>> Begin RECORDS PROVIDED

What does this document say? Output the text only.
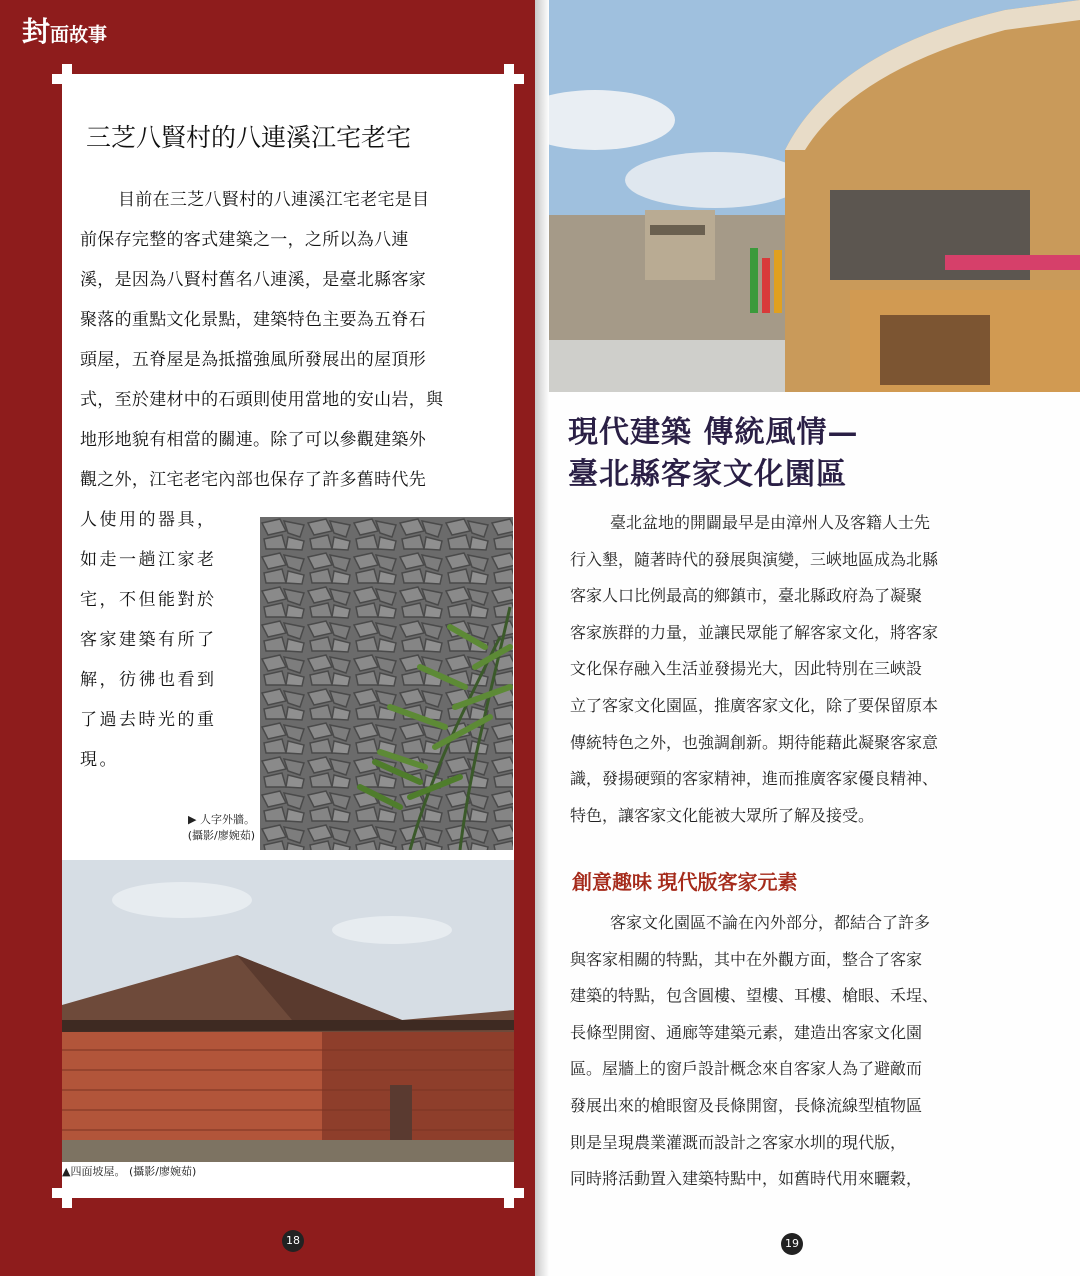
封面故事
三芝八賢村的八連溪江宅老宅
目前在三芝八賢村的八連溪江宅老宅是目
前保存完整的客式建築之一，之所以為八連
溪，是因為八賢村舊名八連溪，是臺北縣客家
聚落的重點文化景點，建築特色主要為五脊石
頭屋，五脊屋是為抵擋強風所發展出的屋頂形
式，至於建材中的石頭則使用當地的安山岩，與
地形地貌有相當的關連。除了可以參觀建築外
觀之外，江宅老宅內部也保存了許多舊時代先
人使用的器具，
如走一趟江家老
宅，不但能對於
客家建築有所了
解，彷彿也看到
了過去時光的重
現。
▶ 人字外牆。
(攝影/廖婉茹)
▲四面坡屋。 (攝影/廖婉茹)
18
現代建築 傳統風情—
臺北縣客家文化園區
臺北盆地的開闢最早是由漳州人及客籍人士先
行入墾，隨著時代的發展與演變，三峽地區成為北縣
客家人口比例最高的鄉鎮市，臺北縣政府為了凝聚
客家族群的力量，並讓民眾能了解客家文化，將客家
文化保存融入生活並發揚光大，因此特別在三峽設
立了客家文化園區，推廣客家文化，除了要保留原本
傳統特色之外，也強調創新。期待能藉此凝聚客家意
識，發揚硬頸的客家精神，進而推廣客家優良精神、
特色，讓客家文化能被大眾所了解及接受。
創意趣味 現代版客家元素
客家文化園區不論在內外部分，都結合了許多
與客家相關的特點，其中在外觀方面，整合了客家
建築的特點，包含圓樓、望樓、耳樓、槍眼、禾埕、
長條型開窗、通廊等建築元素，建造出客家文化園
區。屋牆上的窗戶設計概念來自客家人為了避敵而
發展出來的槍眼窗及長條開窗，長條流線型植物區
則是呈現農業灌溉而設計之客家水圳的現代版，
同時將活動置入建築特點中，如舊時代用來曬穀，
19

>> End RECORDS PROVIDED

* **SET EXERCISE**:
Quote the records above in full, dropping each picture.

* **ANSWER TO THIS PROBLEM**:
What does this document say? Output the text only.
封面故事
三芝八賢村的八連溪江宅老宅
目前在三芝八賢村的八連溪江宅老宅是目
前保存完整的客式建築之一，之所以為八連
溪，是因為八賢村舊名八連溪，是臺北縣客家
聚落的重點文化景點，建築特色主要為五脊石
頭屋，五脊屋是為抵擋強風所發展出的屋頂形
式，至於建材中的石頭則使用當地的安山岩，與
地形地貌有相當的關連。除了可以參觀建築外
觀之外，江宅老宅內部也保存了許多舊時代先
人使用的器具，
如走一趟江家老
宅，不但能對於
客家建築有所了
解，彷彿也看到
了過去時光的重
現。
▶ 人字外牆。
(攝影/廖婉茹)
▲四面坡屋。 (攝影/廖婉茹)
18
現代建築 傳統風情—
臺北縣客家文化園區
臺北盆地的開闢最早是由漳州人及客籍人士先
行入墾，隨著時代的發展與演變，三峽地區成為北縣
客家人口比例最高的鄉鎮市，臺北縣政府為了凝聚
客家族群的力量，並讓民眾能了解客家文化，將客家
文化保存融入生活並發揚光大，因此特別在三峽設
立了客家文化園區，推廣客家文化，除了要保留原本
傳統特色之外，也強調創新。期待能藉此凝聚客家意
識，發揚硬頸的客家精神，進而推廣客家優良精神、
特色，讓客家文化能被大眾所了解及接受。
創意趣味 現代版客家元素
客家文化園區不論在內外部分，都結合了許多
與客家相關的特點，其中在外觀方面，整合了客家
建築的特點，包含圓樓、望樓、耳樓、槍眼、禾埕、
長條型開窗、通廊等建築元素，建造出客家文化園
區。屋牆上的窗戶設計概念來自客家人為了避敵而
發展出來的槍眼窗及長條開窗，長條流線型植物區
則是呈現農業灌溉而設計之客家水圳的現代版，
同時將活動置入建築特點中，如舊時代用來曬穀，
19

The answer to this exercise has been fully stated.